Show all lines from the listing below that contain "экспертизы".

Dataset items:
______
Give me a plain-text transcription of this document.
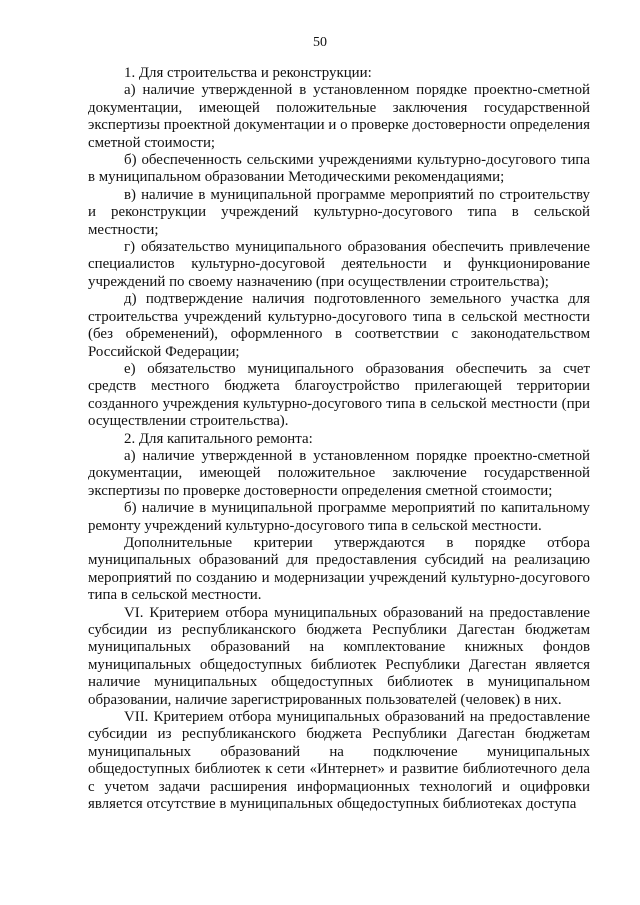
50

1. Для строительства и реконструкции:

а) наличие утвержденной в установленном порядке проектно-сметной документации, имеющей положительные заключения государственной экспертизы проектной документации и о проверке достоверности определения сметной стоимости;

б) обеспеченность сельскими учреждениями культурно-досугового типа в муниципальном образовании Методическими рекомендациями;

в) наличие в муниципальной программе мероприятий по строительству и реконструкции учреждений культурно-досугового типа в сельской местности;

г) обязательство муниципального образования обеспечить привлечение специалистов культурно-досуговой деятельности и функционирование учреждений по своему назначению (при осуществлении строительства);

д) подтверждение наличия подготовленного земельного участка для строительства учреждений культурно-досугового типа в сельской местности (без обременений), оформленного в соответствии с законодательством Российской Федерации;

е) обязательство муниципального образования обеспечить за счет средств местного бюджета благоустройство прилегающей территории созданного учреждения культурно-досугового типа в сельской местности (при осуществлении строительства).

2. Для капитального ремонта:

а) наличие утвержденной в установленном порядке проектно-сметной документации, имеющей положительное заключение государственной экспертизы по проверке достоверности определения сметной стоимости;

б) наличие в муниципальной программе мероприятий по капитальному ремонту учреждений культурно-досугового типа в сельской местности.

Дополнительные критерии утверждаются в порядке отбора муниципальных образований для предоставления субсидий на реализацию мероприятий по созданию и модернизации учреждений культурно-досугового типа в сельской местности.

VI. Критерием отбора муниципальных образований на предоставление субсидии из республиканского бюджета Республики Дагестан бюджетам муниципальных образований на комплектование книжных фондов муниципальных общедоступных библиотек Республики Дагестан является наличие муниципальных общедоступных библиотек в муниципальном образовании, наличие зарегистрированных пользователей (человек) в них.

VII. Критерием отбора муниципальных образований на предоставление субсидии из республиканского бюджета Республики Дагестан бюджетам муниципальных образований на подключение муниципальных общедоступных библиотек к сети «Интернет» и развитие библиотечного дела с учетом задачи расширения информационных технологий и оцифровки является отсутствие в муниципальных общедоступных библиотеках доступа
______
- **Solution to this problem**:
а) наличие утвержденной в установленном порядке проектно-сметной документации, имеющей положительные заключения государственной экспертизы проектной документации и о проверке достоверности определения сметной стоимости;
а) наличие утвержденной в установленном порядке проектно-сметной документации, имеющей положительное заключение государственной экспертизы по проверке достоверности определения сметной стоимости;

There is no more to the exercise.